• [Exercise brief] Pick out all lines with the word "一心为民" from the records that follow.

• [Excerpted records]
>>

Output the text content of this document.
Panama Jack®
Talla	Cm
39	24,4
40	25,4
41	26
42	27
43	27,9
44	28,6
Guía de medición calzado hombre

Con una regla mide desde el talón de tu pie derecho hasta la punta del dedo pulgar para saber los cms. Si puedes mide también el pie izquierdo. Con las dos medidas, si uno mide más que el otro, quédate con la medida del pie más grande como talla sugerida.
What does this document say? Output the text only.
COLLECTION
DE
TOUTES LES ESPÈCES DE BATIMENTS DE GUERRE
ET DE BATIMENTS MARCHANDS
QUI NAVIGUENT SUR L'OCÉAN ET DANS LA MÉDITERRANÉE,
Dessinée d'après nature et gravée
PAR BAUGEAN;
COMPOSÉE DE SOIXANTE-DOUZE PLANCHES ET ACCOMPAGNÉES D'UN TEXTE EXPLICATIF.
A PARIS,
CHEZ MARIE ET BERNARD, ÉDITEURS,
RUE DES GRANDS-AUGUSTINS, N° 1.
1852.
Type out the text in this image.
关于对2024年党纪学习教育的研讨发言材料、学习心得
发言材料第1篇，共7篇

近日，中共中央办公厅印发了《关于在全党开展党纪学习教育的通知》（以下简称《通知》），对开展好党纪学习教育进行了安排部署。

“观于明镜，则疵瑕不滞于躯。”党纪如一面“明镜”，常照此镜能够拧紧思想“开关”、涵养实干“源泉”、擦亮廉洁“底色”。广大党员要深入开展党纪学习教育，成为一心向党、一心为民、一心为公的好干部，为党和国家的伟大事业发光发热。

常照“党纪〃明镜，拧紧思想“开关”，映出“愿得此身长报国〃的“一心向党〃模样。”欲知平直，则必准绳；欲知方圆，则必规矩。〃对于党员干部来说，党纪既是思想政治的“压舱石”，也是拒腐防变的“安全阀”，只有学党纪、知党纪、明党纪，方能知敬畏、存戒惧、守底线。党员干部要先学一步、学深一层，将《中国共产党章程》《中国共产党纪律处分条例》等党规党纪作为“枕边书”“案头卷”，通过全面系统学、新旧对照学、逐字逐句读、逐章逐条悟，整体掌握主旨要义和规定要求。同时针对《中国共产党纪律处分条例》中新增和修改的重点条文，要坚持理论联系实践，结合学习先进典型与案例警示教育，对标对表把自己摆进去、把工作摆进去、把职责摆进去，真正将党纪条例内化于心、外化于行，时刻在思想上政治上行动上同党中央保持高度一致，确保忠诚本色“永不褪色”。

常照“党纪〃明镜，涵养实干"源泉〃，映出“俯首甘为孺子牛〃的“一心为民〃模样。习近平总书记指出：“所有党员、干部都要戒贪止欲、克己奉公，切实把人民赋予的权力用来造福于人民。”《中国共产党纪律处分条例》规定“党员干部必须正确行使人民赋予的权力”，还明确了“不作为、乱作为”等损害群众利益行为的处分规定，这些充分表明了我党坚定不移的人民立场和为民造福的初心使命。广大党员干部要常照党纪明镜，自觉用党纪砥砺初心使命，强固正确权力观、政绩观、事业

<<

• [Output]
“观于明镜，则疵瑕不滞于躯。”党纪如一面“明镜”，常照此镜能够拧紧思想“开关”、涵养实干“源泉”、擦亮廉洁“底色”。广大党员要深入开展党纪学习教育，成为一心向党、一心为民、一心为公的好干部，为党和国家的伟大事业发光发热。
常照“党纪〃明镜，涵养实干"源泉〃，映出“俯首甘为孺子牛〃的“一心为民〃模样。习近平总书记指出：“所有党员、干部都要戒贪止欲、克己奉公，切实把人民赋予的权力用来造福于人民。”《中国共产党纪律处分条例》规定“党员干部必须正确行使人民赋予的权力”，还明确了“不作为、乱作为”等损害群众利益行为的处分规定，这些充分表明了我党坚定不移的人民立场和为民造福的初心使命。广大党员干部要常照党纪明镜，自觉用党纪砥砺初心使命，强固正确权力观、政绩观、事业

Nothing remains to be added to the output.